*** Records supplied

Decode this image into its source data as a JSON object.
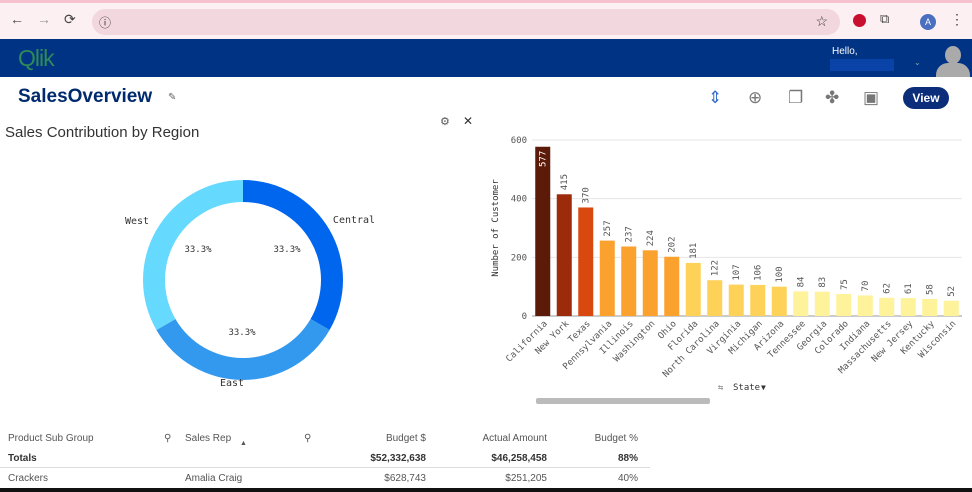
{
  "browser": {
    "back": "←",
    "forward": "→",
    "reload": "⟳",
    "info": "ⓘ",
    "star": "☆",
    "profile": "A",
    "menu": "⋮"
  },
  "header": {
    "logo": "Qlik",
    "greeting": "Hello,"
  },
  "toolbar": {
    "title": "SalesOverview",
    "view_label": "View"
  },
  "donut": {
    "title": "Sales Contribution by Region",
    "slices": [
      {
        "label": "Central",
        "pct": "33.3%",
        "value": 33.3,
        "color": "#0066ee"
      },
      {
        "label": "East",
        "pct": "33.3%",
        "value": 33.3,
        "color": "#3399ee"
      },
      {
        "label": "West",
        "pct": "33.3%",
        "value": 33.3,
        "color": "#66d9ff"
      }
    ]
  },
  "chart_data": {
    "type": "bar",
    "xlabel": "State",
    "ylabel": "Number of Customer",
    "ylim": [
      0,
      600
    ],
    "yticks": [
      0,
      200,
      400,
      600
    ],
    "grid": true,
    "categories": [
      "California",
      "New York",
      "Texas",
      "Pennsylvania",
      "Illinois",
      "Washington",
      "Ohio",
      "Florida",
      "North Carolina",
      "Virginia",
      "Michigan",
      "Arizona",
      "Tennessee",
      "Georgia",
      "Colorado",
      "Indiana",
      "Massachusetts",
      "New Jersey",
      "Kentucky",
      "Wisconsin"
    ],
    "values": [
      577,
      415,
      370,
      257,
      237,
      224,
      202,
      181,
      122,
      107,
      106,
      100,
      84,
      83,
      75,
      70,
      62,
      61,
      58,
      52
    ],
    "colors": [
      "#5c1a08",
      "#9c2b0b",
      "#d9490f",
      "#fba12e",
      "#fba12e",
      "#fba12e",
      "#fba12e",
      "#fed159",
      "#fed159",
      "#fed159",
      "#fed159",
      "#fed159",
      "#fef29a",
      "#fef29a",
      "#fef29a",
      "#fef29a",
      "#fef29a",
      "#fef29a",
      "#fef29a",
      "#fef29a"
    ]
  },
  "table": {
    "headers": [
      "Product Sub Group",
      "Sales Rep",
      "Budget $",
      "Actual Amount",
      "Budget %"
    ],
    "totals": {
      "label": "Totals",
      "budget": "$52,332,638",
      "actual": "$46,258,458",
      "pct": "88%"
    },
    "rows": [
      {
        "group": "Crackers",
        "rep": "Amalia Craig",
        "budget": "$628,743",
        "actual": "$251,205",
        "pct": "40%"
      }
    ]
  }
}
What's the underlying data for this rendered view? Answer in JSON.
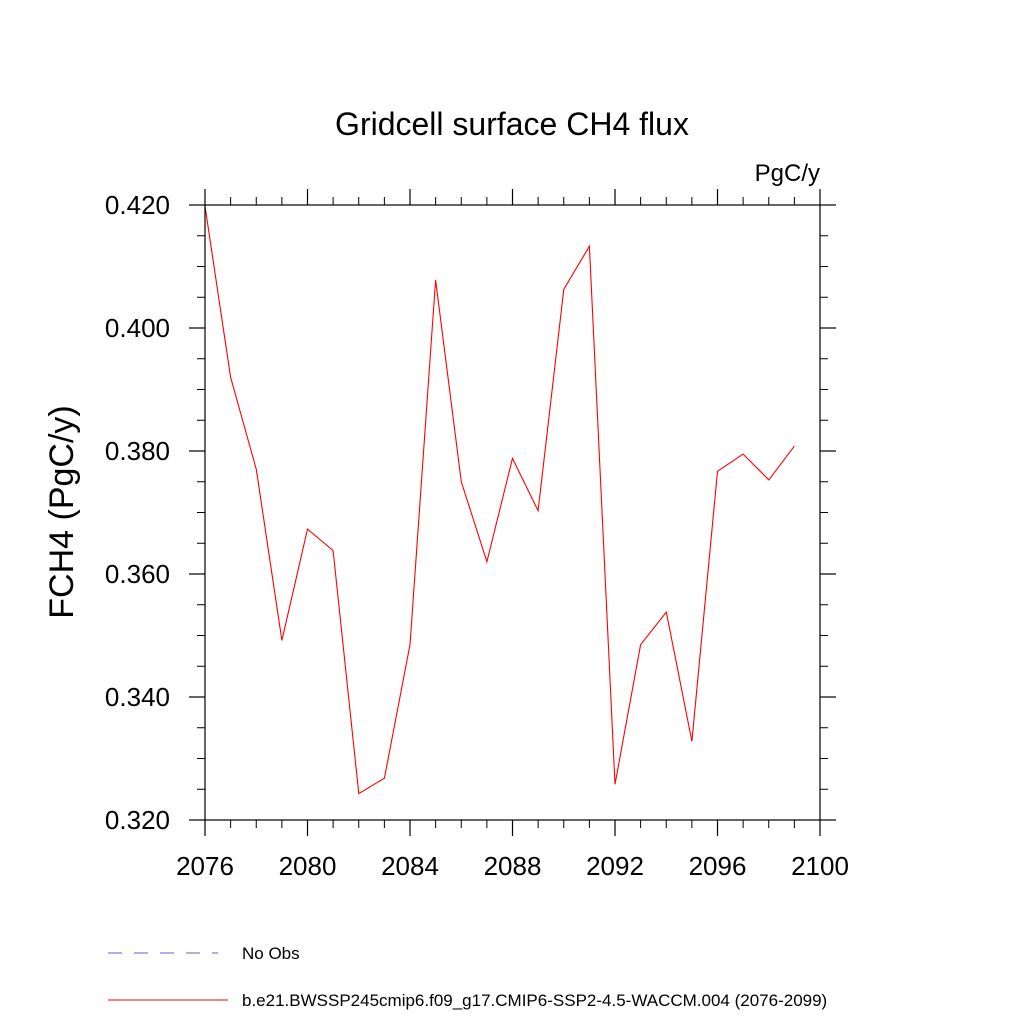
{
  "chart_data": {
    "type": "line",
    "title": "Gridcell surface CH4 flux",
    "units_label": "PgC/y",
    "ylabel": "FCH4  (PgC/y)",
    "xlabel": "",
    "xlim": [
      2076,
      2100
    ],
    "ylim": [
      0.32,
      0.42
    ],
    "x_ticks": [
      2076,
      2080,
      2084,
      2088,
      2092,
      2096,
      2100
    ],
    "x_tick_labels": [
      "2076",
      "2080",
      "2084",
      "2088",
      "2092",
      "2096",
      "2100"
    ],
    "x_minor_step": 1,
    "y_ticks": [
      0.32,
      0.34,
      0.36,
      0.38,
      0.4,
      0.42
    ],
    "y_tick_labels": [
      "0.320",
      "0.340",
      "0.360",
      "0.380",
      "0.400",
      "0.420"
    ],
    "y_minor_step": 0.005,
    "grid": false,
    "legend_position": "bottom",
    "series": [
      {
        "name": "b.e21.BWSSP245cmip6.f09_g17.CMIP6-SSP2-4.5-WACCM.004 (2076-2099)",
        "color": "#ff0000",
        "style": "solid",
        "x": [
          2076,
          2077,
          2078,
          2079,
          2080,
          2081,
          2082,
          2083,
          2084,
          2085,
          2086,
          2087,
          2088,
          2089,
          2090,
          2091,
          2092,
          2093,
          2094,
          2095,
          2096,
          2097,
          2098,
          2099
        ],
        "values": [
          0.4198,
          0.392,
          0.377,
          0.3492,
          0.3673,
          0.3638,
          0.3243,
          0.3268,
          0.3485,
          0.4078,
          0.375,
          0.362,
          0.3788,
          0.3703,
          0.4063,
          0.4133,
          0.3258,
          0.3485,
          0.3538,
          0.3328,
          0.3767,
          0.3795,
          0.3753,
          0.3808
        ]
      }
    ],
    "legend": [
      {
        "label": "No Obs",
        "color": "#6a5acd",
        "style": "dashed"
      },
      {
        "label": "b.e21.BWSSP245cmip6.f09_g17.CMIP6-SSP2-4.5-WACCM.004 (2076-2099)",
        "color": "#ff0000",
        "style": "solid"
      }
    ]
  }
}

******

§ Goal: Will you set down the records word for word while leaving out every picture?

§ Correct response:
Decode this image into its source data as a JSON object.
{
  "browser": {
    "back": "←",
    "forward": "→",
    "reload": "⟳",
    "info": "ⓘ",
    "star": "☆",
    "profile": "A",
    "menu": "⋮"
  },
  "header": {
    "logo": "Qlik",
    "greeting": "Hello,"
  },
  "toolbar": {
    "title": "SalesOverview",
    "view_label": "View"
  },
  "donut": {
    "title": "Sales Contribution by Region",
    "slices": [
      {
        "label": "Central",
        "pct": "33.3%",
        "value": 33.3,
        "color": "#0066ee"
      },
      {
        "label": "East",
        "pct": "33.3%",
        "value": 33.3,
        "color": "#3399ee"
      },
      {
        "label": "West",
        "pct": "33.3%",
        "value": 33.3,
        "color": "#66d9ff"
      }
    ]
  },
  "chart_data": {
    "type": "bar",
    "xlabel": "State",
    "ylabel": "Number of Customer",
    "ylim": [
      0,
      600
    ],
    "yticks": [
      0,
      200,
      400,
      600
    ],
    "grid": true,
    "categories": [
      "California",
      "New York",
      "Texas",
      "Pennsylvania",
      "Illinois",
      "Washington",
      "Ohio",
      "Florida",
      "North Carolina",
      "Virginia",
      "Michigan",
      "Arizona",
      "Tennessee",
      "Georgia",
      "Colorado",
      "Indiana",
      "Massachusetts",
      "New Jersey",
      "Kentucky",
      "Wisconsin"
    ],
    "values": [
      577,
      415,
      370,
      257,
      237,
      224,
      202,
      181,
      122,
      107,
      106,
      100,
      84,
      83,
      75,
      70,
      62,
      61,
      58,
      52
    ],
    "colors": [
      "#5c1a08",
      "#9c2b0b",
      "#d9490f",
      "#fba12e",
      "#fba12e",
      "#fba12e",
      "#fba12e",
      "#fed159",
      "#fed159",
      "#fed159",
      "#fed159",
      "#fed159",
      "#fef29a",
      "#fef29a",
      "#fef29a",
      "#fef29a",
      "#fef29a",
      "#fef29a",
      "#fef29a",
      "#fef29a"
    ]
  },
  "table": {
    "headers": [
      "Product Sub Group",
      "Sales Rep",
      "Budget $",
      "Actual Amount",
      "Budget %"
    ],
    "totals": {
      "label": "Totals",
      "budget": "$52,332,638",
      "actual": "$46,258,458",
      "pct": "88%"
    },
    "rows": [
      {
        "group": "Crackers",
        "rep": "Amalia Craig",
        "budget": "$628,743",
        "actual": "$251,205",
        "pct": "40%"
      }
    ]
  }
}
What's the underlying data for this rendered view? Answer in JSON.
{
  "chart_data": {
    "type": "line",
    "title": "Gridcell surface CH4 flux",
    "units_label": "PgC/y",
    "ylabel": "FCH4  (PgC/y)",
    "xlabel": "",
    "xlim": [
      2076,
      2100
    ],
    "ylim": [
      0.32,
      0.42
    ],
    "x_ticks": [
      2076,
      2080,
      2084,
      2088,
      2092,
      2096,
      2100
    ],
    "x_tick_labels": [
      "2076",
      "2080",
      "2084",
      "2088",
      "2092",
      "2096",
      "2100"
    ],
    "x_minor_step": 1,
    "y_ticks": [
      0.32,
      0.34,
      0.36,
      0.38,
      0.4,
      0.42
    ],
    "y_tick_labels": [
      "0.320",
      "0.340",
      "0.360",
      "0.380",
      "0.400",
      "0.420"
    ],
    "y_minor_step": 0.005,
    "grid": false,
    "legend_position": "bottom",
    "series": [
      {
        "name": "b.e21.BWSSP245cmip6.f09_g17.CMIP6-SSP2-4.5-WACCM.004 (2076-2099)",
        "color": "#ff0000",
        "style": "solid",
        "x": [
          2076,
          2077,
          2078,
          2079,
          2080,
          2081,
          2082,
          2083,
          2084,
          2085,
          2086,
          2087,
          2088,
          2089,
          2090,
          2091,
          2092,
          2093,
          2094,
          2095,
          2096,
          2097,
          2098,
          2099
        ],
        "values": [
          0.4198,
          0.392,
          0.377,
          0.3492,
          0.3673,
          0.3638,
          0.3243,
          0.3268,
          0.3485,
          0.4078,
          0.375,
          0.362,
          0.3788,
          0.3703,
          0.4063,
          0.4133,
          0.3258,
          0.3485,
          0.3538,
          0.3328,
          0.3767,
          0.3795,
          0.3753,
          0.3808
        ]
      }
    ],
    "legend": [
      {
        "label": "No Obs",
        "color": "#6a5acd",
        "style": "dashed"
      },
      {
        "label": "b.e21.BWSSP245cmip6.f09_g17.CMIP6-SSP2-4.5-WACCM.004 (2076-2099)",
        "color": "#ff0000",
        "style": "solid"
      }
    ]
  }
}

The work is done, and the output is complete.